■ **Study questions**:
- 1) Translate this sentence from the replay-protection text into German: "The store is a contract, not a specific product."
- 2) In the replay-protection text, reproduce verbatim the part that opens with the words containing "The adapter routes" and closes with "exactly one grant.".
- 3) Continue the replay-protection text from its final sentence onward.

■ **Extracted text**:

·····

Back the guard with a Durable Object so replay protection holds across isolates.

The default store, createMemoryNonceStore, protects a single process. On Workers, Vercel, or any autoscaled fleet each isolate holds its own in-memory Map, so two isolates each reserve the same nonce independently and both grant. The reservation has to live in one place that every isolate agrees on, updated with a genuine atomic compare-and-set. On Cloudflare, a Durable Object is that place.

The store is a contract, not a specific product. Any backend with a genuine atomic compare-and-set can implement NonceStore: a Durable Object, Redis SET NX, or a database unique constraint. A plain get-then-put store (Workers KV, S3) cannot, because with no atomic write the read-to-set gap reopens the race condition. This guide is one backend, the one we ship, built start to finish on Cloudflare. The same pattern applies to any of the others: an atomic reserve, a fenced release, and an eviction path.

The adapter routes every nonce to its own Durable Object (idFromName(nonce)). A Durable Object serves one request at a time and holds delivery of other events while a storage operation to the same object is in flight, so the reserve check-and-set runs atomically with no lock. That is the compare-and-set the store contract requires, and it is why concurrent reservations of one nonce resolve to exactly one grant.

·····

■ **Material provided**:
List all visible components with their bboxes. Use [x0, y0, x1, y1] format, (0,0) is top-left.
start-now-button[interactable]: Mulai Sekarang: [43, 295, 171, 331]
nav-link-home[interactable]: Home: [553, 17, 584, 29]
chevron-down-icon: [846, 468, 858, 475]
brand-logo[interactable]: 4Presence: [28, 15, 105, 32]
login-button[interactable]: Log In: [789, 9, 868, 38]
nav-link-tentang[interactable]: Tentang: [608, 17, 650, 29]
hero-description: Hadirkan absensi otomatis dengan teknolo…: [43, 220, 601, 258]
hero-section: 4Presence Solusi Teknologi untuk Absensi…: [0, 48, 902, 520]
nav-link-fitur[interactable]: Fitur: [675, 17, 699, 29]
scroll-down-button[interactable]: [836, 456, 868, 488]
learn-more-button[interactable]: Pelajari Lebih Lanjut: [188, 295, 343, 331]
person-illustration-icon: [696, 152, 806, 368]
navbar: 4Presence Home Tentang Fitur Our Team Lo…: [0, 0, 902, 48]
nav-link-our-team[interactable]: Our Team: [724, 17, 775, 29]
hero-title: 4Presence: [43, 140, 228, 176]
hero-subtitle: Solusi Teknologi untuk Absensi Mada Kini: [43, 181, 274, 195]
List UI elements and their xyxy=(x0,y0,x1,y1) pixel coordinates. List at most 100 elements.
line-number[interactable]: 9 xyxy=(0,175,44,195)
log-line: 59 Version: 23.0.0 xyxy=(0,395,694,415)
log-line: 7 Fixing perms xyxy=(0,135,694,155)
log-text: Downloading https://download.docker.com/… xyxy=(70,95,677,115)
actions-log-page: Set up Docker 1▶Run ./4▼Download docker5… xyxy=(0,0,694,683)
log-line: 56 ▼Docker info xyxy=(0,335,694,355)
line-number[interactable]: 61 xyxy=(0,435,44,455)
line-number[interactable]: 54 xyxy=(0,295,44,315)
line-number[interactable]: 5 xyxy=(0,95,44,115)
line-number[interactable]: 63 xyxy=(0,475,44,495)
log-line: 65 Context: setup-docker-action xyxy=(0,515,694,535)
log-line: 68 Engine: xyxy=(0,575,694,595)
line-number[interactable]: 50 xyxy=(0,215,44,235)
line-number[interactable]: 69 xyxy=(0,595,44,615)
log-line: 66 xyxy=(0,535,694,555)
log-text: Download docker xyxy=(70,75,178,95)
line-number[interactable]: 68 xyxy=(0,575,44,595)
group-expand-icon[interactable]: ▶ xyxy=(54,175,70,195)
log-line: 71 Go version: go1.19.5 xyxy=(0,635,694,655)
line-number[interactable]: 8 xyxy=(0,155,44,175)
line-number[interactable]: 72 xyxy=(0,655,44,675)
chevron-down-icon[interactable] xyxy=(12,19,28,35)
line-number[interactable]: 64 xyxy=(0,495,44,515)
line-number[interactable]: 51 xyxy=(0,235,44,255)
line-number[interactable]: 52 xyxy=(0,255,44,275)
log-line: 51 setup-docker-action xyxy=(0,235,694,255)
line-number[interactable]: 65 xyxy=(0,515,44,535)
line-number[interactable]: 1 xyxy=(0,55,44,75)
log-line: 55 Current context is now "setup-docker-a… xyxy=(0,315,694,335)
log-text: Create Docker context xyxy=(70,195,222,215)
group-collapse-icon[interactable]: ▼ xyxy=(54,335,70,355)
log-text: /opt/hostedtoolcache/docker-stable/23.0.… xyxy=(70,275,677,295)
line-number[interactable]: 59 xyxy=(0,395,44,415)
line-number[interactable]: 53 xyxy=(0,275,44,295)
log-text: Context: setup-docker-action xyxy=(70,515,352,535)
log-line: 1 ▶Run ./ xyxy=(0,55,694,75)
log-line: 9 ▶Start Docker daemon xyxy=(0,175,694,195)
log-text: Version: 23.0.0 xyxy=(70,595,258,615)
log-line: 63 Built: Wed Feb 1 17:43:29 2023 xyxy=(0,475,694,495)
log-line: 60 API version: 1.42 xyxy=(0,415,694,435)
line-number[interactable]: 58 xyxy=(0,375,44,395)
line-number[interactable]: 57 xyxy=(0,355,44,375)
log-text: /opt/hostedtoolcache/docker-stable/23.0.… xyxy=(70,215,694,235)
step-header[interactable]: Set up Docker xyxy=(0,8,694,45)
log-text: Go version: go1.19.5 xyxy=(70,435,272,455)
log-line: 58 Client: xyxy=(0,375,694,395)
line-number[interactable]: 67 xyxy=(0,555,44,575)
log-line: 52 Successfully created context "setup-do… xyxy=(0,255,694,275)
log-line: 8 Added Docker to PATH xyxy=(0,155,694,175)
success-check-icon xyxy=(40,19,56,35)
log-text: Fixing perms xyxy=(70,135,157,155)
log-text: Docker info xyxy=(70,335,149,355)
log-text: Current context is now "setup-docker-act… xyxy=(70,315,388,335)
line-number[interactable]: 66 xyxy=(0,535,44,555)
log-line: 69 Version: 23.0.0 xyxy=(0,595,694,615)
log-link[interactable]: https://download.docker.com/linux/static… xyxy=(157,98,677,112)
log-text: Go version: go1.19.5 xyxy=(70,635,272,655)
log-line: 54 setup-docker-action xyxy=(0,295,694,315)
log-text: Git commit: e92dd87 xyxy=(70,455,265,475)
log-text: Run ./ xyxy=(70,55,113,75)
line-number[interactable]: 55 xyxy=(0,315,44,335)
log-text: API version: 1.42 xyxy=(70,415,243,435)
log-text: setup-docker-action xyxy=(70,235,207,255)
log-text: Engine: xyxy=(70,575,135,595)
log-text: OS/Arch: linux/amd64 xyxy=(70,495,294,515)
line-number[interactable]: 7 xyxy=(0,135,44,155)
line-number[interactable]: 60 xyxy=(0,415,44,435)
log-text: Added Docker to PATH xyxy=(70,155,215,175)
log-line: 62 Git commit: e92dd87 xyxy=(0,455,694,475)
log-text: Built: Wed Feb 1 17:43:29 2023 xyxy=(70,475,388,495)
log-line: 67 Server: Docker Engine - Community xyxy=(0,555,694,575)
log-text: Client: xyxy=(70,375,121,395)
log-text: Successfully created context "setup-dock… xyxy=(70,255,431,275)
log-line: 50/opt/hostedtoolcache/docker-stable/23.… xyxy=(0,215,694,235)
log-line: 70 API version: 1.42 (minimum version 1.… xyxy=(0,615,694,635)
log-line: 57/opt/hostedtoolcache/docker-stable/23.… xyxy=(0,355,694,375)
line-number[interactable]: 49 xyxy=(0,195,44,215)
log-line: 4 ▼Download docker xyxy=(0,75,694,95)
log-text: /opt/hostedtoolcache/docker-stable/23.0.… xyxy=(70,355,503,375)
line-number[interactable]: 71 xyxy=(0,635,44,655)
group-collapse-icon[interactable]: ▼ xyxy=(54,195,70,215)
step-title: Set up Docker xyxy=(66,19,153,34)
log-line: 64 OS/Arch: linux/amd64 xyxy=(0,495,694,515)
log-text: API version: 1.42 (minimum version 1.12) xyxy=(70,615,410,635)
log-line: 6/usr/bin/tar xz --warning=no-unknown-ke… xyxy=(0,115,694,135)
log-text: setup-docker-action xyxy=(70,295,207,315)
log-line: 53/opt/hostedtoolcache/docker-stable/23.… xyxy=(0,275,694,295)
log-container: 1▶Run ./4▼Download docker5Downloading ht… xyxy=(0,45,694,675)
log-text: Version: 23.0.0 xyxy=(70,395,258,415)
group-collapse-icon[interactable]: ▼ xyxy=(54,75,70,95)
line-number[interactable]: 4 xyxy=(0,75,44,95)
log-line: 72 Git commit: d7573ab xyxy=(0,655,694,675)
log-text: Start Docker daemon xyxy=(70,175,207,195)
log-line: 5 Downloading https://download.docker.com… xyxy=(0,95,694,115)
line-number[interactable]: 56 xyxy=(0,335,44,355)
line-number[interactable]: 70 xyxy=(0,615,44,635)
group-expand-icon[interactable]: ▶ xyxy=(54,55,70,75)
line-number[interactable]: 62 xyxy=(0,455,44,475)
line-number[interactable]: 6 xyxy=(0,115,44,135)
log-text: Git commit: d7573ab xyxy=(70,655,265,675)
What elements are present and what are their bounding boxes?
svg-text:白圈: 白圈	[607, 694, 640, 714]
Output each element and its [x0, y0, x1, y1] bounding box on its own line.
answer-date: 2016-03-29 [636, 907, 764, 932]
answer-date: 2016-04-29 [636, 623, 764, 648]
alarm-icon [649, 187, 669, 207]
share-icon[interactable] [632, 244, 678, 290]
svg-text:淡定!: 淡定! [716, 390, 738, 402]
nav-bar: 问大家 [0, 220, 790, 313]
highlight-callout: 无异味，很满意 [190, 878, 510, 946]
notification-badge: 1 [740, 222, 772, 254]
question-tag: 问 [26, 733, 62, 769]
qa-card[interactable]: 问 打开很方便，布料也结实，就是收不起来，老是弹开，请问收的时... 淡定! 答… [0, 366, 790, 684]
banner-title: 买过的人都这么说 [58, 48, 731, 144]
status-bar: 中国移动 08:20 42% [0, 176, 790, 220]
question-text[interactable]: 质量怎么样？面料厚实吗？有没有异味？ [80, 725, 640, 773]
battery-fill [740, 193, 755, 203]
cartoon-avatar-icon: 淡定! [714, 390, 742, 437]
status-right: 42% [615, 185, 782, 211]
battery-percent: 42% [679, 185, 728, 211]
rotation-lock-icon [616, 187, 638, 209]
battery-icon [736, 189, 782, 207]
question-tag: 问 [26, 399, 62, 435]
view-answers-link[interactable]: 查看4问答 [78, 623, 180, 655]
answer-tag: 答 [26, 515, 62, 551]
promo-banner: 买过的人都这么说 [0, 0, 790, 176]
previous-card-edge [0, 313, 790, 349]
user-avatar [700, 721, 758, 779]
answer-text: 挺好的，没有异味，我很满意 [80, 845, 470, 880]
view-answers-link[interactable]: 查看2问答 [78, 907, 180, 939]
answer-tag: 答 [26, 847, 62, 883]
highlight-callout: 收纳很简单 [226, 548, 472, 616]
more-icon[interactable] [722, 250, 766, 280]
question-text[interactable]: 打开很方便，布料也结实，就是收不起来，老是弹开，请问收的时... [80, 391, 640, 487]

·····

■ **Results for the exercise**:
- 1) Der Speicher ist ein Vertrag, kein bestimmtes Produkt.

- 2)
The adapter routes every nonce to its own Durable Object (idFromName(nonce)). A Durable Object serves one request at a time and holds delivery of other events while a storage operation to the same object is in flight, so the reserve check-and-set runs atomically with no lock. That is the compare-and-set the store contract requires, and it is why concurrent reservations of one nonce resolve to exactly one grant.

- 3)
In wrangler.jsonc, bind the class and add a migration for it:

{
"durable_objects": {
"bindings": [{ "name": "NONCE_DO", "class_name": "NonceReservationDO" }]
},
"migrations": [{ "tag": "v1", "new_sqlite_classes": ["NonceReservationDO"] }]
}

Export the Durable Object class from your Worker entry, then build the store from the binding and hand it to createGuard:

import { createGuard, protect, paidResponseCacheDirectives } from "@craigruks/x402-server-guard";
import {
createDurableObjectNonceStore,
NonceReservationDO,
} from "@craigruks/x402-server-guard/cloudflare";
export { NonceReservationDO };
interface Env {
// Type the binding with the class so the reserve/release RPC methods are visible.
NONCE_DO: DurableObjectNamespace<NonceReservationDO>;
}
export default {
async fetch(request: Request, env: Env): Promise<Response> {
const guard = createGuard({ store: createDurableObjectNonceStore(env.NONCE_DO) });
// Verify with your facilitator first, then protect the route exactly as in the
// Quickstart. The only change from the default is the store passed to createGuard.
// ...
return new Response("see the Quickstart for the full protect() flow");
},
};

The @craigruks/x402-server-guard/cloudflare subpath is compiled against workers types and is the only entry that imports cloudflare:workers. The core entry stays free of Worker globals, so importing the main package from Node is unaffected. A transport failure (the object is unreachable) becomes a store-unavailable deny, so the guard still fails closed.

  • Type the binding with the class. DurableObjectNamespace<NonceReservationDO>, not a bare DurableObjectNamespace. Without the generic the stub has no reserve/release methods and the adapter will not typecheck against it.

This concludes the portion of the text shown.